> **TASK STATEMENT**
Reproduce every line of the listing as written, apart from the pictures.

> **EXTRACTED MATERIAL**
>> begin

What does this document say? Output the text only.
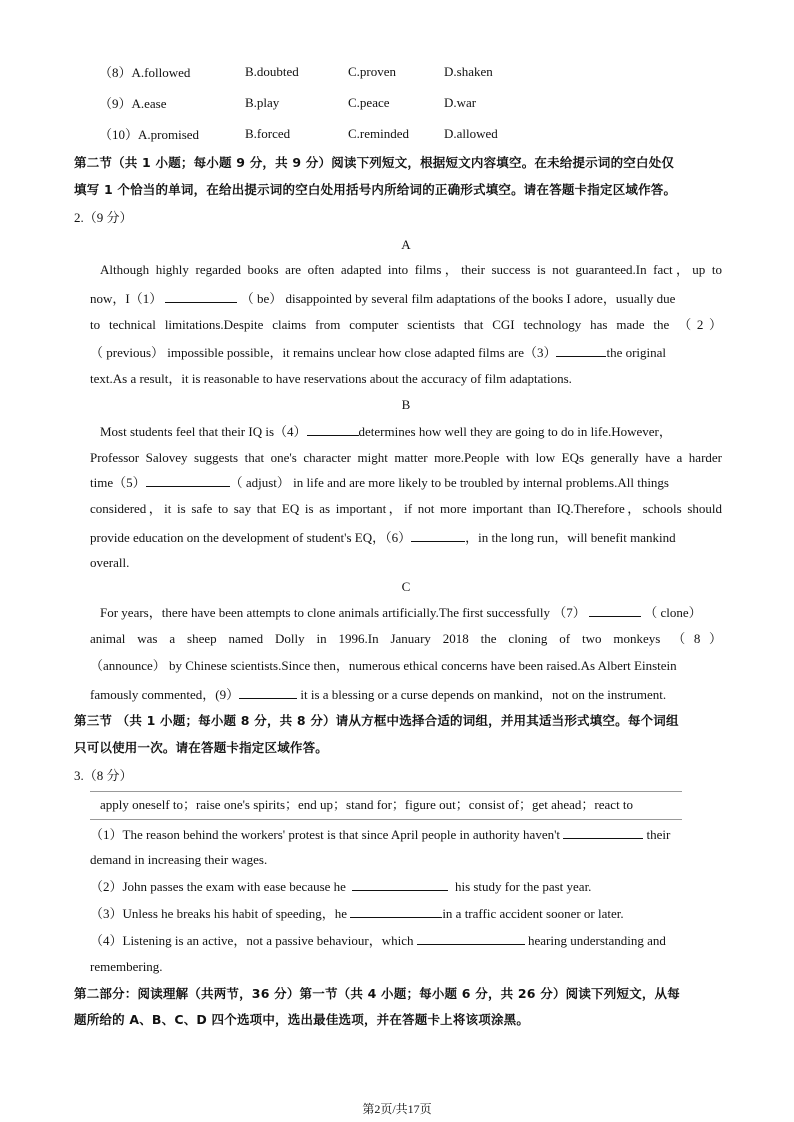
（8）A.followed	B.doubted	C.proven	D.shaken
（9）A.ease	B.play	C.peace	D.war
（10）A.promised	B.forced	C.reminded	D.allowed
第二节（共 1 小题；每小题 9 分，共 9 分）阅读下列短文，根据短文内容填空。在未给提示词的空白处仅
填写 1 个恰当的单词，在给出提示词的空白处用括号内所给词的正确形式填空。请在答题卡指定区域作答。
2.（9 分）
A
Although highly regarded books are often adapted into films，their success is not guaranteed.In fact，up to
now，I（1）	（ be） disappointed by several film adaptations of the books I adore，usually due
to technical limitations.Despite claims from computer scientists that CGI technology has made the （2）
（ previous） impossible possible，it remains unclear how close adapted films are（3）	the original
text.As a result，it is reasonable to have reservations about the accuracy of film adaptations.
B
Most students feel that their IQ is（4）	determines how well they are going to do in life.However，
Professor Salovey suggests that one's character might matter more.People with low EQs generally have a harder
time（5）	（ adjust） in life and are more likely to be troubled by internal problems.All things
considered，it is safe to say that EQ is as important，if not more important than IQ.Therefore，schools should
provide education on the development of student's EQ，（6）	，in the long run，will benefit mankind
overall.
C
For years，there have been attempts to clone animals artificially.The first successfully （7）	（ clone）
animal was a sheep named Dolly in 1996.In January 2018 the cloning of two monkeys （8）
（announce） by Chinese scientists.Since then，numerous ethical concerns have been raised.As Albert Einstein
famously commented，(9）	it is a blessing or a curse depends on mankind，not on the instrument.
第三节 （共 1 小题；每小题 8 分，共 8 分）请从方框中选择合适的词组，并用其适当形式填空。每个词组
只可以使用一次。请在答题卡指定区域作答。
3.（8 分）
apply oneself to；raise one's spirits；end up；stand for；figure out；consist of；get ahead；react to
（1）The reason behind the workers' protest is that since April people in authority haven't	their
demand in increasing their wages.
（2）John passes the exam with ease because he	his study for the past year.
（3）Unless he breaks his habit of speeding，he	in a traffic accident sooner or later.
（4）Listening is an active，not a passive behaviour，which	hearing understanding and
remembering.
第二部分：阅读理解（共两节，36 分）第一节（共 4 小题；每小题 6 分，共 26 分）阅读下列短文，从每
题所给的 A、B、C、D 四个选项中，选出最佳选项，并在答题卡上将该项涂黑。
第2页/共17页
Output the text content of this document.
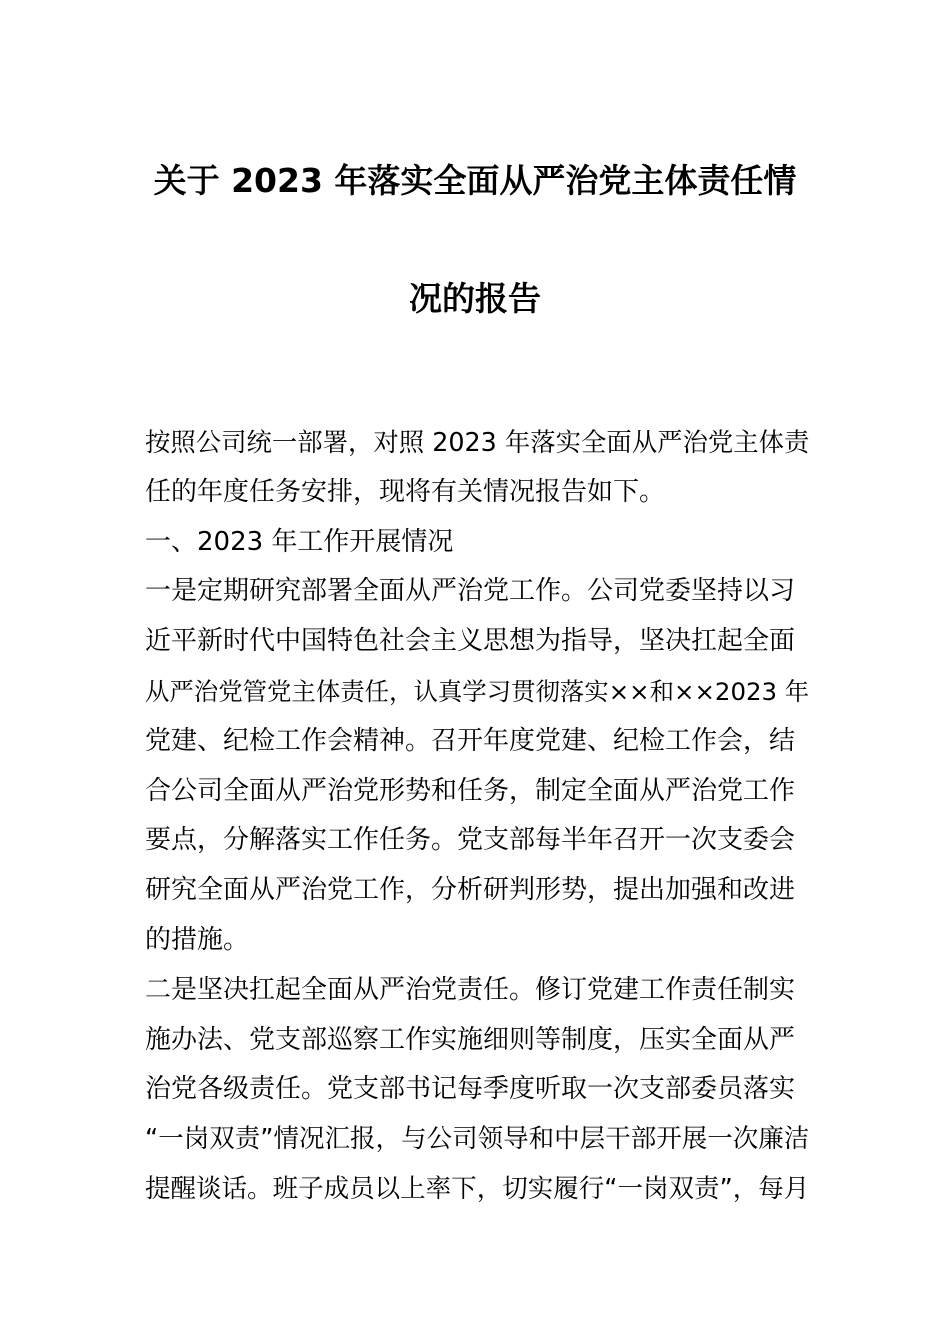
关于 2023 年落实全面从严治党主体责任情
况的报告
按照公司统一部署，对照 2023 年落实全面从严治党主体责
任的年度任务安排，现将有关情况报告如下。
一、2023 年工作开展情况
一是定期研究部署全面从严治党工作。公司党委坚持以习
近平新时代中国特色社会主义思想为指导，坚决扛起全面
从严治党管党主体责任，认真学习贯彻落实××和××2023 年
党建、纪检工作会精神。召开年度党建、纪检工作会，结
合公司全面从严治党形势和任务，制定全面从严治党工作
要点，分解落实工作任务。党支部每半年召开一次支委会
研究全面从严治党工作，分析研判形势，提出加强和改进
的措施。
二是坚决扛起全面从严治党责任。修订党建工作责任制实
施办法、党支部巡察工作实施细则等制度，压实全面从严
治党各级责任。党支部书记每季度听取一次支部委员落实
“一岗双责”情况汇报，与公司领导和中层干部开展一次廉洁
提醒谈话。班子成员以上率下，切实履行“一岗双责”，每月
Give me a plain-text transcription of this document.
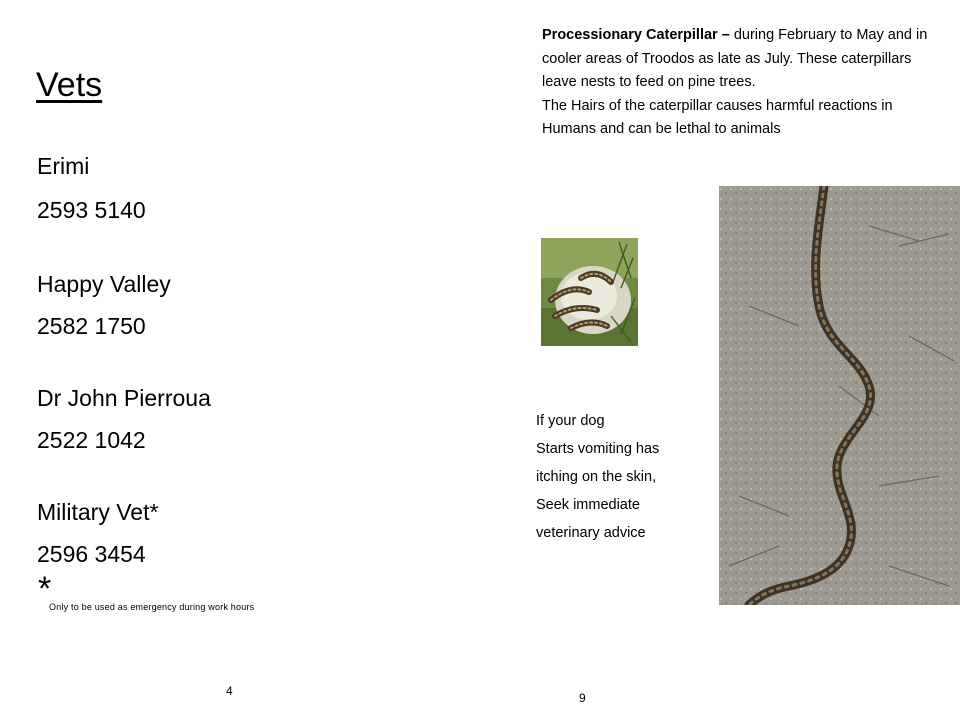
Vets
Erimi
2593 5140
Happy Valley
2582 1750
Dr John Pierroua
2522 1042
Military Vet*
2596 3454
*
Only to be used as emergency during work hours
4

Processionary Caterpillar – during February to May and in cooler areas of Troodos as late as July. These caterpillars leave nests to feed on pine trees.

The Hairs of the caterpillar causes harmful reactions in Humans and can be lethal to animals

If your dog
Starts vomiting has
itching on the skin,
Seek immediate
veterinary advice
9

>> end

> **WRITTEN REPLY**
What does this document say? Output the text only.
（8）A.followed	B.doubted	C.proven	D.shaken
（9）A.ease	B.play	C.peace	D.war
（10）A.promised	B.forced	C.reminded	D.allowed
第二节（共 1 小题；每小题 9 分，共 9 分）阅读下列短文，根据短文内容填空。在未给提示词的空白处仅
填写 1 个恰当的单词，在给出提示词的空白处用括号内所给词的正确形式填空。请在答题卡指定区域作答。
2.（9 分）
A
Although highly regarded books are often adapted into films，their success is not guaranteed.In fact，up to
now，I（1）	（ be） disappointed by several film adaptations of the books I adore，usually due
to technical limitations.Despite claims from computer scientists that CGI technology has made the （2）
（ previous） impossible possible，it remains unclear how close adapted films are（3）	the original
text.As a result，it is reasonable to have reservations about the accuracy of film adaptations.
B
Most students feel that their IQ is（4）	determines how well they are going to do in life.However，
Professor Salovey suggests that one's character might matter more.People with low EQs generally have a harder
time（5）	（ adjust） in life and are more likely to be troubled by internal problems.All things
considered，it is safe to say that EQ is as important，if not more important than IQ.Therefore，schools should
provide education on the development of student's EQ，（6）	，in the long run，will benefit mankind
overall.
C
For years，there have been attempts to clone animals artificially.The first successfully （7）	（ clone）
animal was a sheep named Dolly in 1996.In January 2018 the cloning of two monkeys （8）
（announce） by Chinese scientists.Since then，numerous ethical concerns have been raised.As Albert Einstein
famously commented，(9）	it is a blessing or a curse depends on mankind，not on the instrument.
第三节 （共 1 小题；每小题 8 分，共 8 分）请从方框中选择合适的词组，并用其适当形式填空。每个词组
只可以使用一次。请在答题卡指定区域作答。
3.（8 分）
apply oneself to；raise one's spirits；end up；stand for；figure out；consist of；get ahead；react to
（1）The reason behind the workers' protest is that since April people in authority haven't	their
demand in increasing their wages.
（2）John passes the exam with ease because he	his study for the past year.
（3）Unless he breaks his habit of speeding，he	in a traffic accident sooner or later.
（4）Listening is an active，not a passive behaviour，which	hearing understanding and
remembering.
第二部分：阅读理解（共两节，36 分）第一节（共 4 小题；每小题 6 分，共 26 分）阅读下列短文，从每
题所给的 A、B、C、D 四个选项中，选出最佳选项，并在答题卡上将该项涂黑。
第2页/共17页
Output the text content of this document.
关于 2023 年落实全面从严治党主体责任情
况的报告
按照公司统一部署，对照 2023 年落实全面从严治党主体责
任的年度任务安排，现将有关情况报告如下。
一、2023 年工作开展情况
一是定期研究部署全面从严治党工作。公司党委坚持以习
近平新时代中国特色社会主义思想为指导，坚决扛起全面
从严治党管党主体责任，认真学习贯彻落实××和××2023 年
党建、纪检工作会精神。召开年度党建、纪检工作会，结
合公司全面从严治党形势和任务，制定全面从严治党工作
要点，分解落实工作任务。党支部每半年召开一次支委会
研究全面从严治党工作，分析研判形势，提出加强和改进
的措施。
二是坚决扛起全面从严治党责任。修订党建工作责任制实
施办法、党支部巡察工作实施细则等制度，压实全面从严
治党各级责任。党支部书记每季度听取一次支部委员落实
“一岗双责”情况汇报，与公司领导和中层干部开展一次廉洁
提醒谈话。班子成员以上率下，切实履行“一岗双责”，每月
Give me a plain-text transcription of this document.
Vets
Erimi
2593 5140
Happy Valley
2582 1750
Dr John Pierroua
2522 1042
Military Vet*
2596 3454
*
Only to be used as emergency during work hours
4

Processionary Caterpillar – during February to May and in cooler areas of Troodos as late as July. These caterpillars leave nests to feed on pine trees.

The Hairs of the caterpillar causes harmful reactions in Humans and can be lethal to animals

If your dog
Starts vomiting has
itching on the skin,
Seek immediate
veterinary advice
9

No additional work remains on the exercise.